* **Texte fourni**
::::::

Les comètes sont de petits objets glacés qui errent aux confins de notre système solaire. Elles ont toujours fasciné l’humanité. Dans l’Antiquité, elles étaient considérées comme les messagères du changement et du malheur. Bien qu’il existe des traces écrites de broom-stars ou guest-stars provenant de sources chinoises et mésopotamiennes, leur véritable nature est restée longtemps un mystère insoluble. Leur caractère récurrent était déjà mentionné sur des tablettes d’argile à Babylone, en particulier la comète connue aujourd’hui sous le nom de comète de Halley. Cette même comète fut à nouveau visible dans l’Italie médiévale et inspira Giotto à l’inclure dans sa peinture de la Nativité. De telles représentations ont alimenté les spéculations selon lesquelles l’étoile de Bethléem était une supernova ou une comète, peut-être même la comète de Halley.

Ce n’est qu’avec l’avènement de l’astronomie moderne et l’utilisation des télescopes qu’il a été possible de déterminer que les comètes n’étaient pas un phénomène atmosphérique, mais bien de petits objets voyageant dans le ciel et parfois aussi dans les confins de notre système solaire. L’astronomie moderne permet de mieux comprendre la structure générale qui caractérise une comète. La partie interne, le noyau, est la source active de gaz et de poussière lorsque la comète s’approche du soleil.

La chevelure est l’enveloppe nébuleuse de gaz et de poussière produite par le noyau d’une comète. La chevelure peut atteindre des centaines de milliers de kilomètres et, après de violentes éruptions solaires, son diamètre peut égaler, voire dépasser celui du Soleil. Cependant, comme la lumière du Soleil ionise la majeure partie du gaz de la chevelure, les ions sont emportés avec les particules chargées du vent solaire. C’est ainsi que se forme la queue ionique de la comète, qui suit strictement le vent solaire. La poussière de la chevelure s’éloigne également du noyau selon une trajectoire képlérienne. Ainsi, une comète active forme deux queues distinctes qui peuvent s’étendre sur des millions de kilomètres à partir du noyau.

::::::

* **Consigne 1**
D'après le texte sur les comètes, quel nom porte l'enveloppe nébuleuse de gaz et de poussière produite par le noyau d'une comète ?
Le texte et les enregistrements constituent deux documents indépendants l'un de l'autre.

::::::

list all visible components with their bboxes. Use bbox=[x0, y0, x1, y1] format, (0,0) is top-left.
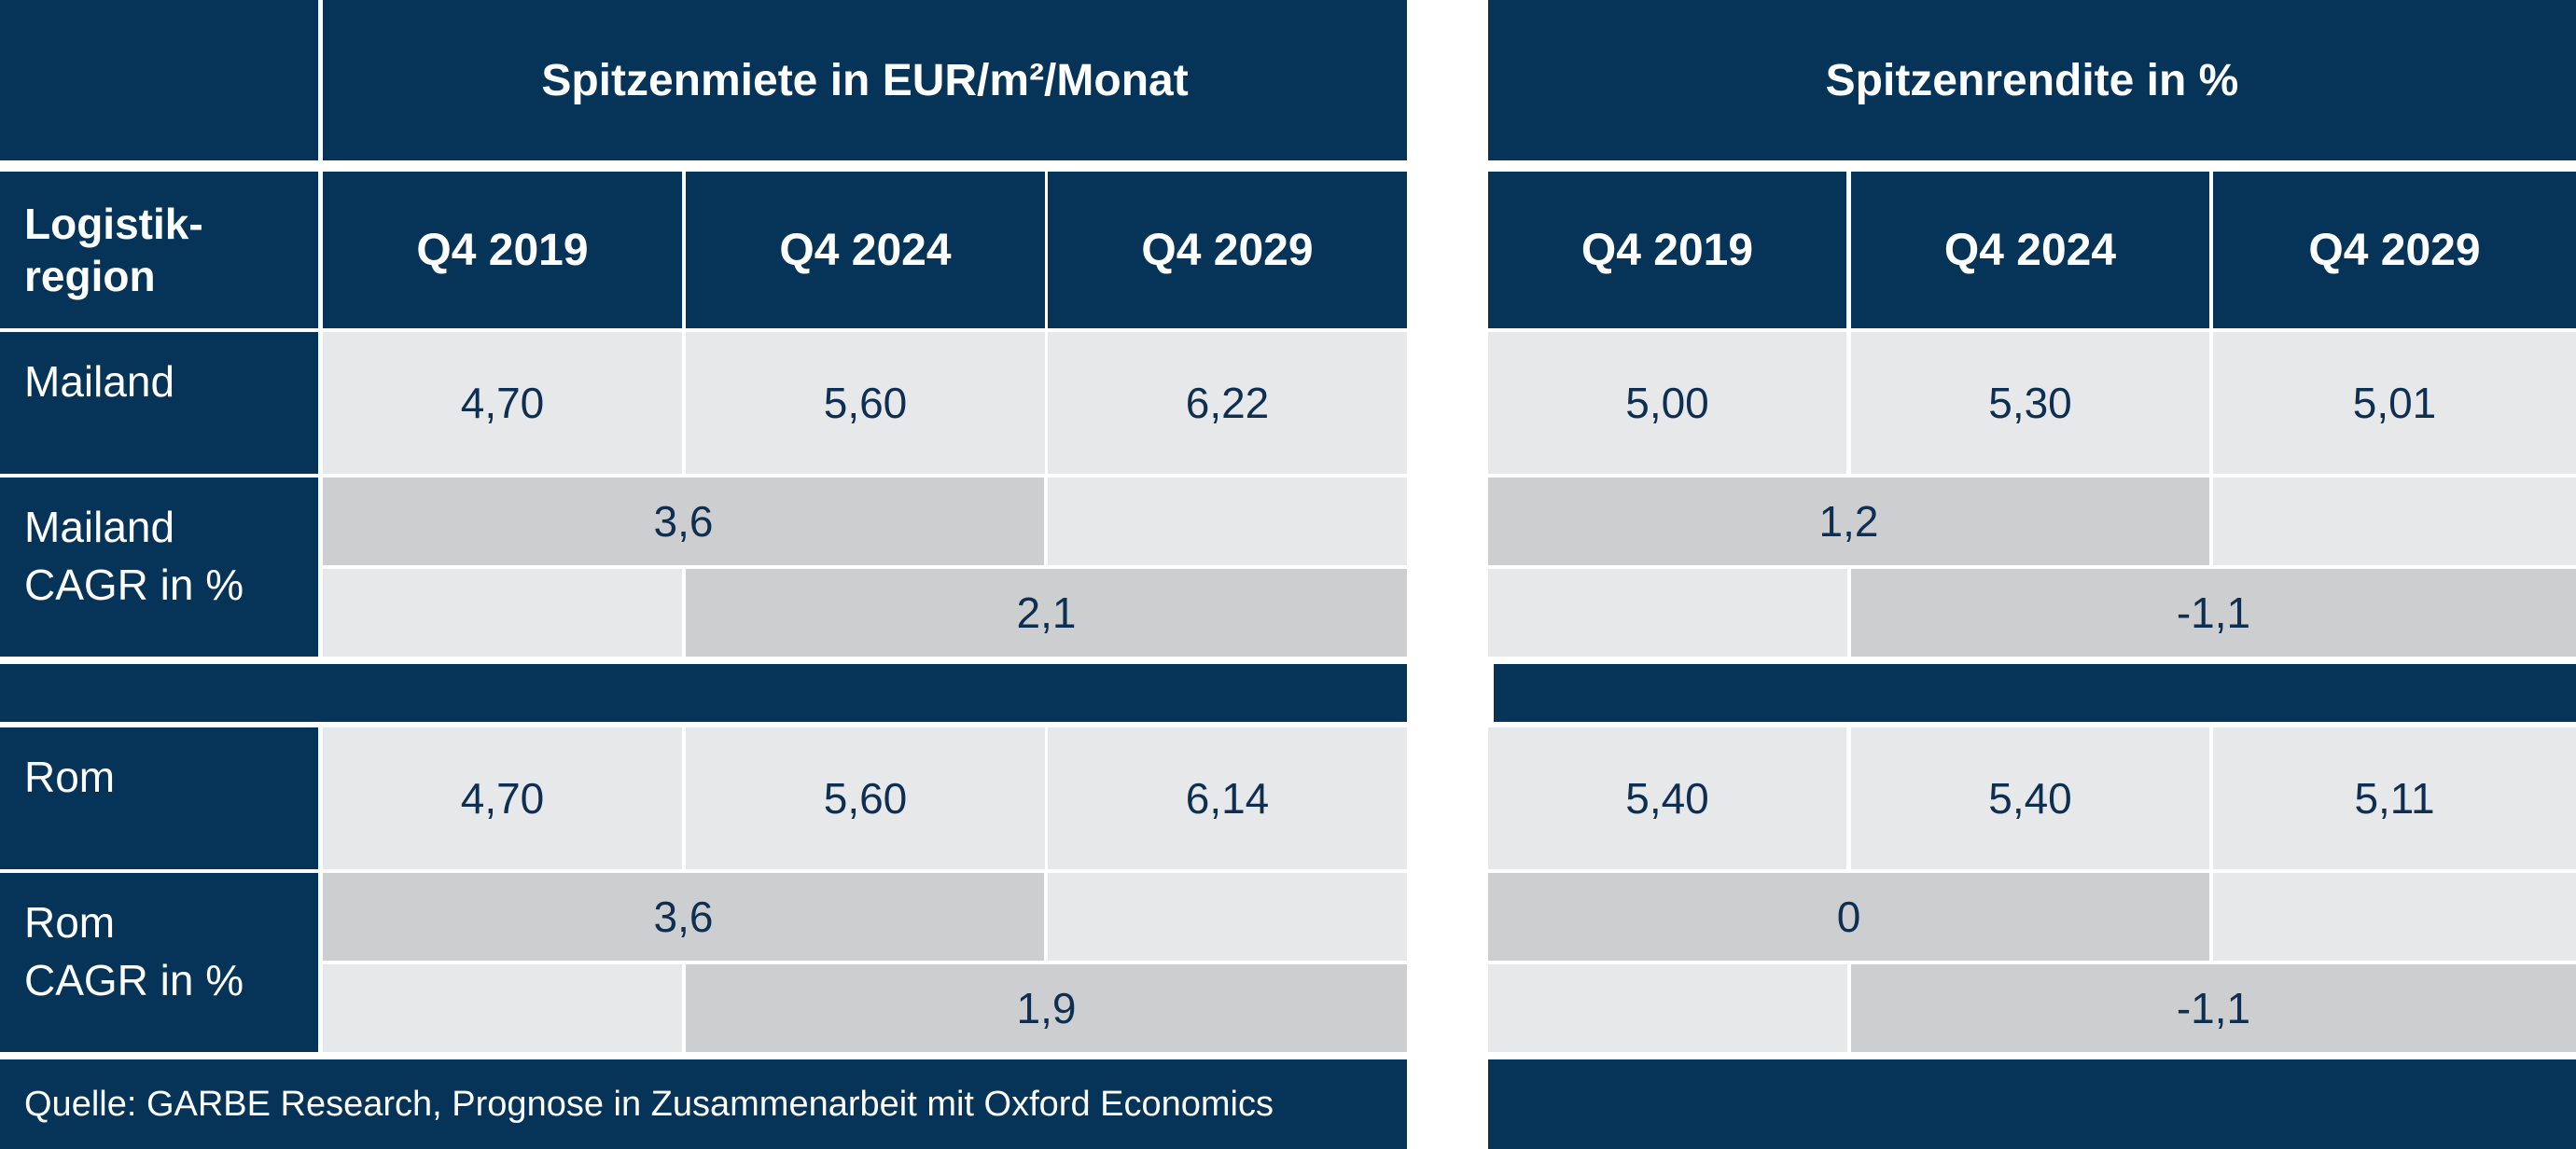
yield-period-header: Q4 2019 bbox=[1488, 172, 1846, 328]
yield-group-header: Spitzenrendite in % bbox=[1488, 0, 2576, 160]
yield-value: 5,00 bbox=[1488, 332, 1846, 474]
footer-bar-right bbox=[1488, 1059, 2576, 1149]
yield-cagr-2024-2029: -1,1 bbox=[1851, 569, 2576, 657]
cagr-label: Rom CAGR in % bbox=[0, 873, 318, 1052]
rent-cagr-2019-2024: 3,6 bbox=[323, 873, 1044, 961]
rent-cagr-empty bbox=[323, 569, 682, 657]
rent-cagr-2024-2029: 1,9 bbox=[686, 964, 1407, 1052]
rent-cagr-empty bbox=[1048, 478, 1407, 565]
cagr-label: Mailand CAGR in % bbox=[0, 478, 318, 657]
region-header: Logistik-region bbox=[0, 172, 318, 328]
yield-value: 5,11 bbox=[2213, 727, 2576, 869]
rent-period-header: Q4 2019 bbox=[323, 172, 682, 328]
rent-cagr-2024-2029: 2,1 bbox=[686, 569, 1407, 657]
rent-cagr-empty bbox=[1048, 873, 1407, 961]
corner-header bbox=[0, 0, 318, 160]
yield-value: 5,30 bbox=[1851, 332, 2209, 474]
yield-cagr-empty bbox=[2213, 478, 2576, 565]
yield-value: 5,40 bbox=[1851, 727, 2209, 869]
yield-cagr-empty bbox=[1488, 964, 1847, 1052]
rent-value: 5,60 bbox=[686, 727, 1045, 869]
rent-cagr-empty bbox=[323, 964, 682, 1052]
yield-cagr-empty bbox=[1488, 569, 1847, 657]
region-label: Rom bbox=[0, 727, 318, 869]
rent-value: 6,14 bbox=[1048, 727, 1407, 869]
rent-group-header: Spitzenmiete in EUR/m²/Monat bbox=[323, 0, 1407, 160]
rent-value: 6,22 bbox=[1048, 332, 1407, 474]
rent-value: 4,70 bbox=[323, 727, 682, 869]
separator-bar-right bbox=[1494, 664, 2576, 722]
yield-cagr-2019-2024: 0 bbox=[1488, 873, 2209, 961]
separator-bar-left bbox=[0, 664, 1407, 722]
yield-period-header: Q4 2029 bbox=[2213, 172, 2576, 328]
rent-period-header: Q4 2024 bbox=[686, 172, 1045, 328]
source-note: Quelle: GARBE Research, Prognose in Zusa… bbox=[0, 1059, 1407, 1149]
yield-value: 5,40 bbox=[1488, 727, 1846, 869]
region-label: Mailand bbox=[0, 332, 318, 474]
rent-value: 5,60 bbox=[686, 332, 1045, 474]
rent-value: 4,70 bbox=[323, 332, 682, 474]
rent-period-header: Q4 2029 bbox=[1048, 172, 1407, 328]
yield-period-header: Q4 2024 bbox=[1851, 172, 2209, 328]
rent-cagr-2019-2024: 3,6 bbox=[323, 478, 1044, 565]
yield-value: 5,01 bbox=[2213, 332, 2576, 474]
yield-cagr-empty bbox=[2213, 873, 2576, 961]
yield-cagr-2024-2029: -1,1 bbox=[1851, 964, 2576, 1052]
yield-cagr-2019-2024: 1,2 bbox=[1488, 478, 2209, 565]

::::::

* **Consigne 2**
Recopiez, dans les enregistrements, les lignes qui commencent à celle contenant « yield-period-header: Q4 2019 » et vont jusqu'à celle contenant « rent-cagr-empty bbox=[323, 569, 682, 657] », ces deux lignes incluses.

* **Réponse 1**
La chevelure.

* **Réponse 2**
yield-period-header: Q4 2019 bbox=[1488, 172, 1846, 328]
yield-group-header: Spitzenrendite in % bbox=[1488, 0, 2576, 160]
yield-value: 5,00 bbox=[1488, 332, 1846, 474]
footer-bar-right bbox=[1488, 1059, 2576, 1149]
yield-cagr-2024-2029: -1,1 bbox=[1851, 569, 2576, 657]
cagr-label: Rom CAGR in % bbox=[0, 873, 318, 1052]
rent-cagr-2019-2024: 3,6 bbox=[323, 873, 1044, 961]
rent-cagr-empty bbox=[323, 569, 682, 657]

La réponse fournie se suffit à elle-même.